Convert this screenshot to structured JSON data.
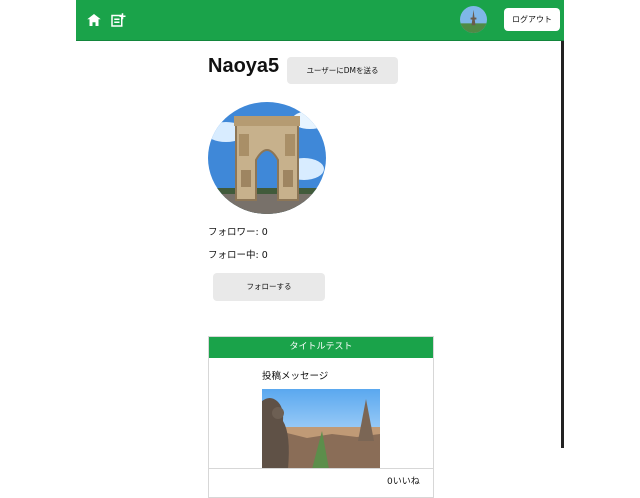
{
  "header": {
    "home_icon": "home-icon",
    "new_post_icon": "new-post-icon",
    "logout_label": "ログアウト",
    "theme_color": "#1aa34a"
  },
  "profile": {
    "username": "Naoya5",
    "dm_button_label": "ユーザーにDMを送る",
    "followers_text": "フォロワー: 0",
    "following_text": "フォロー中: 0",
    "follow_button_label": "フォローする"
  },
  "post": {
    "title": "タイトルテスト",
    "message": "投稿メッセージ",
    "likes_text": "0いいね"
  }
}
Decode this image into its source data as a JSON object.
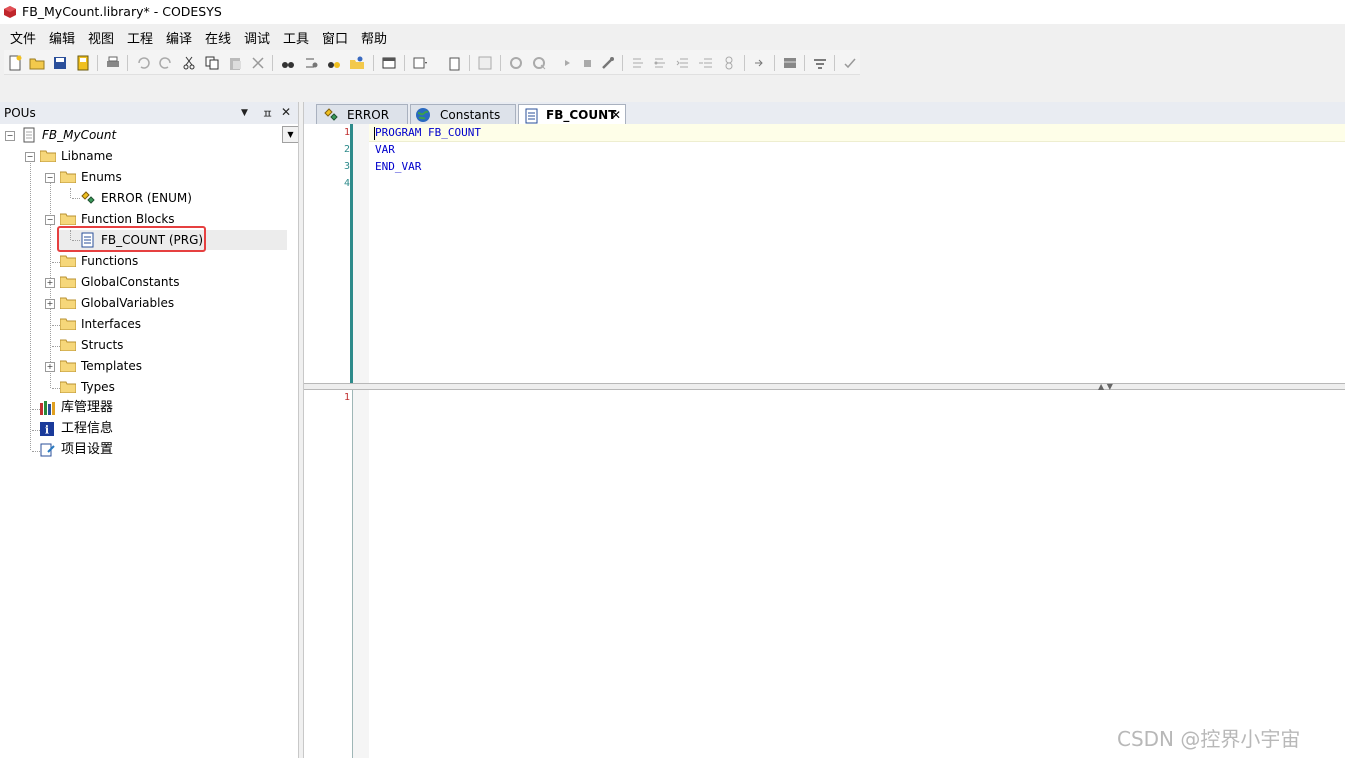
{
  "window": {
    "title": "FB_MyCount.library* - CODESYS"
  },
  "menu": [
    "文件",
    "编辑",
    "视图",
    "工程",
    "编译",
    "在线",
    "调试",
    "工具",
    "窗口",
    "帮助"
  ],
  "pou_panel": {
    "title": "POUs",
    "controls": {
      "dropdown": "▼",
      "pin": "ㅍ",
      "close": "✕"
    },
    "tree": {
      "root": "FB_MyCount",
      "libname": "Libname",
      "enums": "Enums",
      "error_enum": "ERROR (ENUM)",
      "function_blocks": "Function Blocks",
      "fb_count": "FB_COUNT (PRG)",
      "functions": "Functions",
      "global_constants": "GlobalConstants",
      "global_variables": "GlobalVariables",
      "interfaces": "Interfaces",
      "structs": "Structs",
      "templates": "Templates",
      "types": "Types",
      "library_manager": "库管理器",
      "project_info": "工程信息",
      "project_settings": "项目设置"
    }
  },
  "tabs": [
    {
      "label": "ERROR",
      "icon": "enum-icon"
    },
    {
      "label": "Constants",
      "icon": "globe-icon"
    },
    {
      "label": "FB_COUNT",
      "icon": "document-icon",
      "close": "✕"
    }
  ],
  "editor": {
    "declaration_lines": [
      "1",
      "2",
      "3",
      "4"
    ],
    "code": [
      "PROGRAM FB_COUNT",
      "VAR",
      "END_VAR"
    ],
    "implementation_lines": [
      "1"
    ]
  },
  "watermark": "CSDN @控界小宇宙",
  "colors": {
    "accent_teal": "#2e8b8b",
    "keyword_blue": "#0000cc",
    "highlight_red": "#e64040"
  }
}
====
• _Work instructions_
Write out the whole listing exactly, and drop the pictures.

• _Answer_
Convert this screenshot to structured JSON data.
{
  "header": {
    "home_icon": "home-icon",
    "new_post_icon": "new-post-icon",
    "logout_label": "ログアウト",
    "theme_color": "#1aa34a"
  },
  "profile": {
    "username": "Naoya5",
    "dm_button_label": "ユーザーにDMを送る",
    "followers_text": "フォロワー: 0",
    "following_text": "フォロー中: 0",
    "follow_button_label": "フォローする"
  },
  "post": {
    "title": "タイトルテスト",
    "message": "投稿メッセージ",
    "likes_text": "0いいね"
  }
}
Decode this image into its source data as a JSON object.
{
  "window": {
    "title": "FB_MyCount.library* - CODESYS"
  },
  "menu": [
    "文件",
    "编辑",
    "视图",
    "工程",
    "编译",
    "在线",
    "调试",
    "工具",
    "窗口",
    "帮助"
  ],
  "pou_panel": {
    "title": "POUs",
    "controls": {
      "dropdown": "▼",
      "pin": "ㅍ",
      "close": "✕"
    },
    "tree": {
      "root": "FB_MyCount",
      "libname": "Libname",
      "enums": "Enums",
      "error_enum": "ERROR (ENUM)",
      "function_blocks": "Function Blocks",
      "fb_count": "FB_COUNT (PRG)",
      "functions": "Functions",
      "global_constants": "GlobalConstants",
      "global_variables": "GlobalVariables",
      "interfaces": "Interfaces",
      "structs": "Structs",
      "templates": "Templates",
      "types": "Types",
      "library_manager": "库管理器",
      "project_info": "工程信息",
      "project_settings": "项目设置"
    }
  },
  "tabs": [
    {
      "label": "ERROR",
      "icon": "enum-icon"
    },
    {
      "label": "Constants",
      "icon": "globe-icon"
    },
    {
      "label": "FB_COUNT",
      "icon": "document-icon",
      "close": "✕"
    }
  ],
  "editor": {
    "declaration_lines": [
      "1",
      "2",
      "3",
      "4"
    ],
    "code": [
      "PROGRAM FB_COUNT",
      "VAR",
      "END_VAR"
    ],
    "implementation_lines": [
      "1"
    ]
  },
  "watermark": "CSDN @控界小宇宙",
  "colors": {
    "accent_teal": "#2e8b8b",
    "keyword_blue": "#0000cc",
    "highlight_red": "#e64040"
  }
}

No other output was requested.